* [What you have to do] All of the data below must be repeated exactly.
— START The input —
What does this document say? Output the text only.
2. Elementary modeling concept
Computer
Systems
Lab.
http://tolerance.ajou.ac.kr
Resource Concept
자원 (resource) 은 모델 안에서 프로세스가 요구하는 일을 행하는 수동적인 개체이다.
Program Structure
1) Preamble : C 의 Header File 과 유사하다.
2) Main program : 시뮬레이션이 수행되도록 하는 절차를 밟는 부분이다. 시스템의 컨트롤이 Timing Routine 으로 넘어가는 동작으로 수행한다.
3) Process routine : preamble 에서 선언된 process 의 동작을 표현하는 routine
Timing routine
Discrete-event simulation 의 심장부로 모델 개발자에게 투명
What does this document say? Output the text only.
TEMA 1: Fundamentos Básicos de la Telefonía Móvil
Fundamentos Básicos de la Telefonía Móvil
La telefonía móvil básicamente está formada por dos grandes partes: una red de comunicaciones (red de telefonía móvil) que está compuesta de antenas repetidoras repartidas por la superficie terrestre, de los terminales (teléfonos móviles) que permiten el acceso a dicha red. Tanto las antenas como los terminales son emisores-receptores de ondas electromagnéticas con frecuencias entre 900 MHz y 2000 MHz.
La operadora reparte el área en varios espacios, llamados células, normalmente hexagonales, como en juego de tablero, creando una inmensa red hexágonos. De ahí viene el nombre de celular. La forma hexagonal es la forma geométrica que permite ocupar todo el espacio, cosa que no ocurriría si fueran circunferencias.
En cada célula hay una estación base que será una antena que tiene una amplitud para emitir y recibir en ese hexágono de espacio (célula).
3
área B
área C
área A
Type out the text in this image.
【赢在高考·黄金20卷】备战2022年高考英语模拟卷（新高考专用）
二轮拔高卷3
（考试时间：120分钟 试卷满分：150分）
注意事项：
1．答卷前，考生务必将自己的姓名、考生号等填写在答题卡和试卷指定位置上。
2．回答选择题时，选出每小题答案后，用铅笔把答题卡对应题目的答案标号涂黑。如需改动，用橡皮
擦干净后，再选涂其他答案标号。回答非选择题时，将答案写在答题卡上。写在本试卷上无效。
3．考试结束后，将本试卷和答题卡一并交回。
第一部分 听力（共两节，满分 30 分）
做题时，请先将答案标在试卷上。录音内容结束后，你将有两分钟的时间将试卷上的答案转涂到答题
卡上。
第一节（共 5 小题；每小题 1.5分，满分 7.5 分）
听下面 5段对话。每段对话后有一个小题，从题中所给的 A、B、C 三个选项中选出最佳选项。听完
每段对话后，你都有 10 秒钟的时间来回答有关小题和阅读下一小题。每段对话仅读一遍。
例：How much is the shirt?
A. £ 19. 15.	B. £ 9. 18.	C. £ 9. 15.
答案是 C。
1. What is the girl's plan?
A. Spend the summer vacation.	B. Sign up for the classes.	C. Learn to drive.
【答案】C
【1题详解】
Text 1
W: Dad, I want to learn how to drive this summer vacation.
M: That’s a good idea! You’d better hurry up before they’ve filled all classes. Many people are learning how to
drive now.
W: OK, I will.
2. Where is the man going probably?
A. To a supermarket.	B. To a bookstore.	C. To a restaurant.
— END The input —
* [Output for this task]
What does this document say? Output the text only.
2. Elementary modeling concept
Computer
Systems
Lab.
http://tolerance.ajou.ac.kr
Resource Concept
자원 (resource) 은 모델 안에서 프로세스가 요구하는 일을 행하는 수동적인 개체이다.
Program Structure
1) Preamble : C 의 Header File 과 유사하다.
2) Main program : 시뮬레이션이 수행되도록 하는 절차를 밟는 부분이다. 시스템의 컨트롤이 Timing Routine 으로 넘어가는 동작으로 수행한다.
3) Process routine : preamble 에서 선언된 process 의 동작을 표현하는 routine
Timing routine
Discrete-event simulation 의 심장부로 모델 개발자에게 투명
What does this document say? Output the text only.
TEMA 1: Fundamentos Básicos de la Telefonía Móvil
Fundamentos Básicos de la Telefonía Móvil
La telefonía móvil básicamente está formada por dos grandes partes: una red de comunicaciones (red de telefonía móvil) que está compuesta de antenas repetidoras repartidas por la superficie terrestre, de los terminales (teléfonos móviles) que permiten el acceso a dicha red. Tanto las antenas como los terminales son emisores-receptores de ondas electromagnéticas con frecuencias entre 900 MHz y 2000 MHz.
La operadora reparte el área en varios espacios, llamados células, normalmente hexagonales, como en juego de tablero, creando una inmensa red hexágonos. De ahí viene el nombre de celular. La forma hexagonal es la forma geométrica que permite ocupar todo el espacio, cosa que no ocurriría si fueran circunferencias.
En cada célula hay una estación base que será una antena que tiene una amplitud para emitir y recibir en ese hexágono de espacio (célula).
3
área B
área C
área A
Type out the text in this image.
【赢在高考·黄金20卷】备战2022年高考英语模拟卷（新高考专用）
二轮拔高卷3
（考试时间：120分钟 试卷满分：150分）
注意事项：
1．答卷前，考生务必将自己的姓名、考生号等填写在答题卡和试卷指定位置上。
2．回答选择题时，选出每小题答案后，用铅笔把答题卡对应题目的答案标号涂黑。如需改动，用橡皮
擦干净后，再选涂其他答案标号。回答非选择题时，将答案写在答题卡上。写在本试卷上无效。
3．考试结束后，将本试卷和答题卡一并交回。
第一部分 听力（共两节，满分 30 分）
做题时，请先将答案标在试卷上。录音内容结束后，你将有两分钟的时间将试卷上的答案转涂到答题
卡上。
第一节（共 5 小题；每小题 1.5分，满分 7.5 分）
听下面 5段对话。每段对话后有一个小题，从题中所给的 A、B、C 三个选项中选出最佳选项。听完
每段对话后，你都有 10 秒钟的时间来回答有关小题和阅读下一小题。每段对话仅读一遍。
例：How much is the shirt?
A. £ 19. 15.	B. £ 9. 18.	C. £ 9. 15.
答案是 C。
1. What is the girl's plan?
A. Spend the summer vacation.	B. Sign up for the classes.	C. Learn to drive.
【答案】C
【1题详解】
Text 1
W: Dad, I want to learn how to drive this summer vacation.
M: That’s a good idea! You’d better hurry up before they’ve filled all classes. Many people are learning how to
drive now.
W: OK, I will.
2. Where is the man going probably?
A. To a supermarket.	B. To a bookstore.	C. To a restaurant.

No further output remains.